Dataset items:
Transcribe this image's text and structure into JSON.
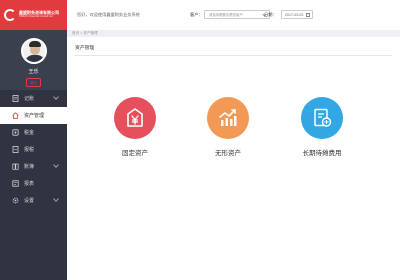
{
  "brand": {
    "name": "鑫盟财务咨询有限公司",
    "sub": "XINHUI Financial Consult Ltd"
  },
  "user": {
    "name": "王乐",
    "logout_label": "退出"
  },
  "nav": [
    {
      "label": "记账",
      "icon": "ledger-icon",
      "chevron": true
    },
    {
      "label": "资产管理",
      "icon": "home-icon",
      "active": true
    },
    {
      "label": "税金",
      "icon": "tax-icon"
    },
    {
      "label": "报税",
      "icon": "declare-icon"
    },
    {
      "label": "账簿",
      "icon": "book-icon",
      "chevron": true
    },
    {
      "label": "报表",
      "icon": "report-icon"
    },
    {
      "label": "设置",
      "icon": "gear-icon",
      "chevron": true
    }
  ],
  "topbar": {
    "welcome": "您好，欢迎使用鑫盟财务业务系统",
    "client_label": "客户：",
    "client_placeholder": "请选择需要查看的客户",
    "date_label": "日期：",
    "date_value": "2017-03-03"
  },
  "breadcrumb": "首页 > 资产管理",
  "panel": {
    "title": "资产管理"
  },
  "tiles": [
    {
      "label": "固定资产",
      "icon": "yuan-tag-icon",
      "color": "#e6505d"
    },
    {
      "label": "无形资产",
      "icon": "growth-chart-icon",
      "color": "#f29a55"
    },
    {
      "label": "长期待摊费用",
      "icon": "document-coin-icon",
      "color": "#33a6e4"
    }
  ],
  "colors": {
    "accent": "#e23b3f",
    "sidebar": "#2f3440"
  }
}
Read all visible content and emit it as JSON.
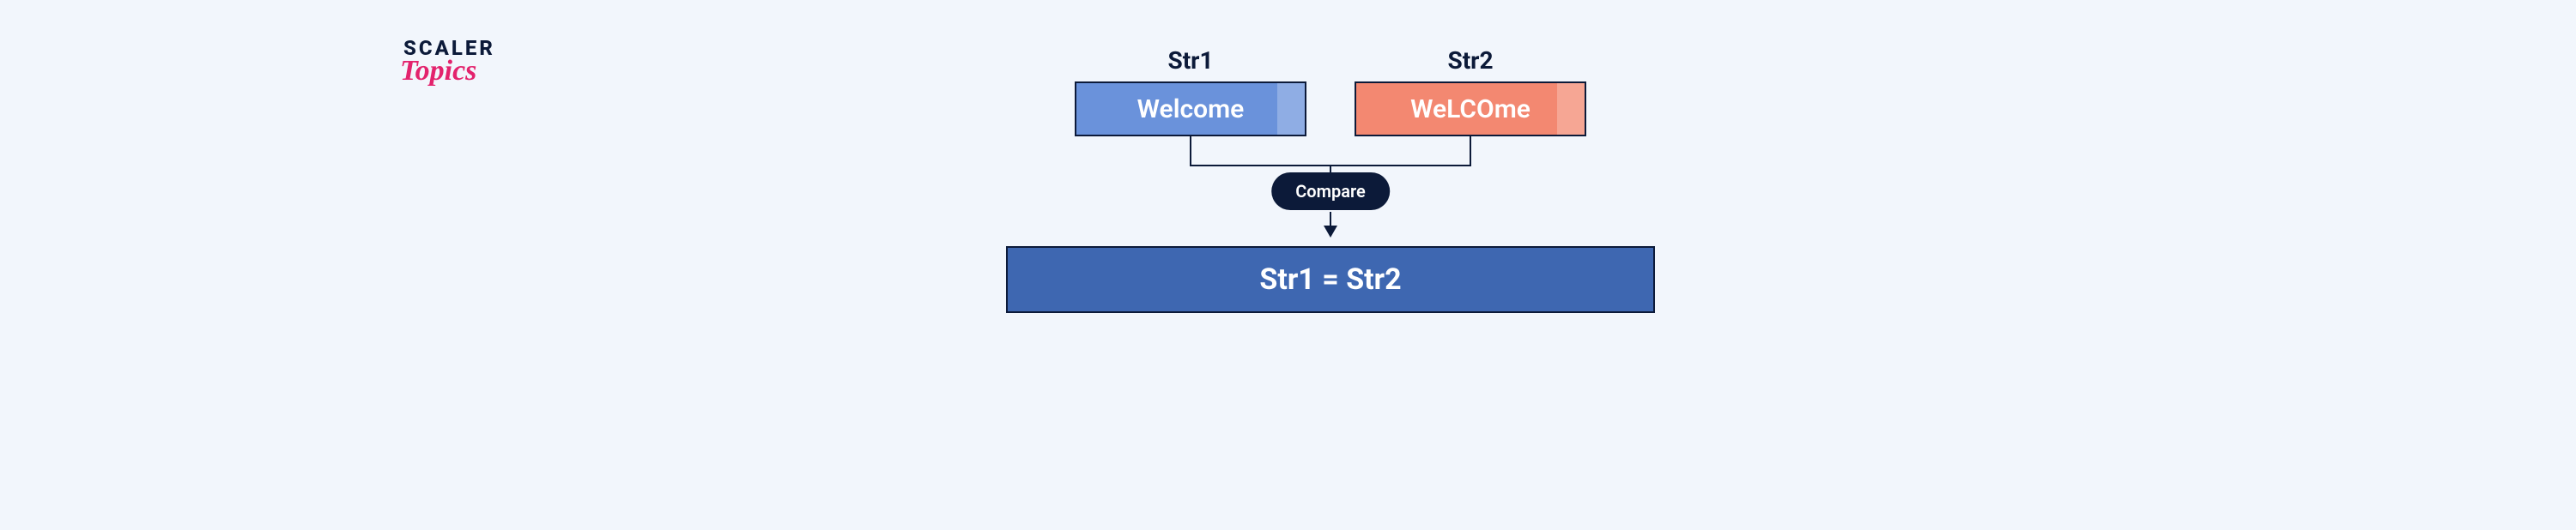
{
  "logo": {
    "line1": "SCALER",
    "line2": "Topics"
  },
  "diagram": {
    "str1_label": "Str1",
    "str2_label": "Str2",
    "str1_value": "Welcome",
    "str2_value": "WeLCOme",
    "compare_label": "Compare",
    "result_text": "Str1 = Str2",
    "colors": {
      "str1_box": "#6a92db",
      "str2_box": "#f38871",
      "result_box": "#3e67b1",
      "border": "#0c1a39",
      "pill_bg": "#0c1a39"
    }
  }
}
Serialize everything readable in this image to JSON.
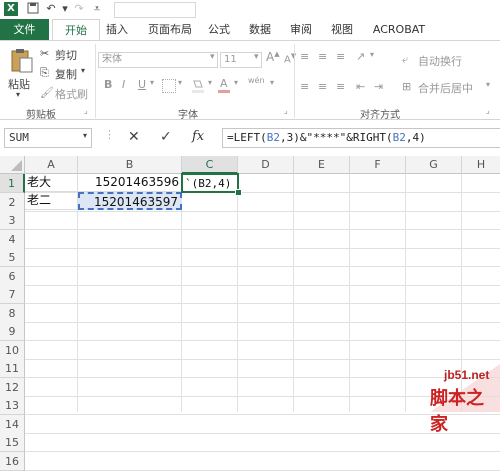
{
  "tabs": [
    "文件",
    "开始",
    "插入",
    "页面布局",
    "公式",
    "数据",
    "审阅",
    "视图",
    "ACROBAT"
  ],
  "clipboard": {
    "cut": "剪切",
    "copy": "复制",
    "format_painter": "格式刷",
    "paste": "粘贴",
    "group": "剪贴板"
  },
  "font": {
    "name": "宋体",
    "size": "11",
    "group": "字体",
    "bold": "B",
    "italic": "I",
    "underline": "U",
    "font_color": "A",
    "phonetic": "wén"
  },
  "alignment": {
    "wrap": "自动换行",
    "merge": "合并后居中",
    "group": "对齐方式"
  },
  "formula_bar": {
    "name_box": "SUM",
    "cancel": "✕",
    "confirm": "✓",
    "fx": "fx",
    "formula_parts": [
      "=LEFT(",
      "B2",
      ",3)&\"****\"&RIGHT(",
      "B2",
      ",4)"
    ]
  },
  "columns": [
    "A",
    "B",
    "C",
    "D",
    "E",
    "F",
    "G",
    "H"
  ],
  "rows": [
    "1",
    "2",
    "3",
    "4",
    "5",
    "6",
    "7",
    "8",
    "9",
    "10",
    "11",
    "12",
    "13",
    "14",
    "15",
    "16"
  ],
  "cells": {
    "A1": "老大",
    "B1": "15201463596",
    "C1": "`(B2,4)",
    "A2": "老二",
    "B2": "15201463597"
  },
  "watermark": {
    "site": "jb51.net",
    "brand": "脚本之家"
  },
  "colors": {
    "accent": "#217346",
    "selection": "#dce6f4",
    "ref_blue": "#4472c4"
  }
}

• **Stated exercise**: Leave out the pictures and transcribe the entries above exactly.

• **Exercise output**:
Transcribe this image's text and structure into JSON.
{
  "brand": {
    "name": "鑫盟财务咨询有限公司",
    "sub": "XINHUI Financial Consult Ltd"
  },
  "user": {
    "name": "王乐",
    "logout_label": "退出"
  },
  "nav": [
    {
      "label": "记账",
      "icon": "ledger-icon",
      "chevron": true
    },
    {
      "label": "资产管理",
      "icon": "home-icon",
      "active": true
    },
    {
      "label": "税金",
      "icon": "tax-icon"
    },
    {
      "label": "报税",
      "icon": "declare-icon"
    },
    {
      "label": "账簿",
      "icon": "book-icon",
      "chevron": true
    },
    {
      "label": "报表",
      "icon": "report-icon"
    },
    {
      "label": "设置",
      "icon": "gear-icon",
      "chevron": true
    }
  ],
  "topbar": {
    "welcome": "您好，欢迎使用鑫盟财务业务系统",
    "client_label": "客户：",
    "client_placeholder": "请选择需要查看的客户",
    "date_label": "日期：",
    "date_value": "2017-03-03"
  },
  "breadcrumb": "首页 > 资产管理",
  "panel": {
    "title": "资产管理"
  },
  "tiles": [
    {
      "label": "固定资产",
      "icon": "yuan-tag-icon",
      "color": "#e6505d"
    },
    {
      "label": "无形资产",
      "icon": "growth-chart-icon",
      "color": "#f29a55"
    },
    {
      "label": "长期待摊费用",
      "icon": "document-coin-icon",
      "color": "#33a6e4"
    }
  ],
  "colors": {
    "accent": "#e23b3f",
    "sidebar": "#2f3440"
  }
}
Read all visible content and emit it as JSON.
{
  "logo": {
    "line1": "SCALER",
    "line2": "Topics"
  },
  "diagram": {
    "str1_label": "Str1",
    "str2_label": "Str2",
    "str1_value": "Welcome",
    "str2_value": "WeLCOme",
    "compare_label": "Compare",
    "result_text": "Str1 = Str2",
    "colors": {
      "str1_box": "#6a92db",
      "str2_box": "#f38871",
      "result_box": "#3e67b1",
      "border": "#0c1a39",
      "pill_bg": "#0c1a39"
    }
  }
}
Serialize everything readable in this image to JSON.
{
  "tabs": [
    "文件",
    "开始",
    "插入",
    "页面布局",
    "公式",
    "数据",
    "审阅",
    "视图",
    "ACROBAT"
  ],
  "clipboard": {
    "cut": "剪切",
    "copy": "复制",
    "format_painter": "格式刷",
    "paste": "粘贴",
    "group": "剪贴板"
  },
  "font": {
    "name": "宋体",
    "size": "11",
    "group": "字体",
    "bold": "B",
    "italic": "I",
    "underline": "U",
    "font_color": "A",
    "phonetic": "wén"
  },
  "alignment": {
    "wrap": "自动换行",
    "merge": "合并后居中",
    "group": "对齐方式"
  },
  "formula_bar": {
    "name_box": "SUM",
    "cancel": "✕",
    "confirm": "✓",
    "fx": "fx",
    "formula_parts": [
      "=LEFT(",
      "B2",
      ",3)&\"****\"&RIGHT(",
      "B2",
      ",4)"
    ]
  },
  "columns": [
    "A",
    "B",
    "C",
    "D",
    "E",
    "F",
    "G",
    "H"
  ],
  "rows": [
    "1",
    "2",
    "3",
    "4",
    "5",
    "6",
    "7",
    "8",
    "9",
    "10",
    "11",
    "12",
    "13",
    "14",
    "15",
    "16"
  ],
  "cells": {
    "A1": "老大",
    "B1": "15201463596",
    "C1": "`(B2,4)",
    "A2": "老二",
    "B2": "15201463597"
  },
  "watermark": {
    "site": "jb51.net",
    "brand": "脚本之家"
  },
  "colors": {
    "accent": "#217346",
    "selection": "#dce6f4",
    "ref_blue": "#4472c4"
  }
}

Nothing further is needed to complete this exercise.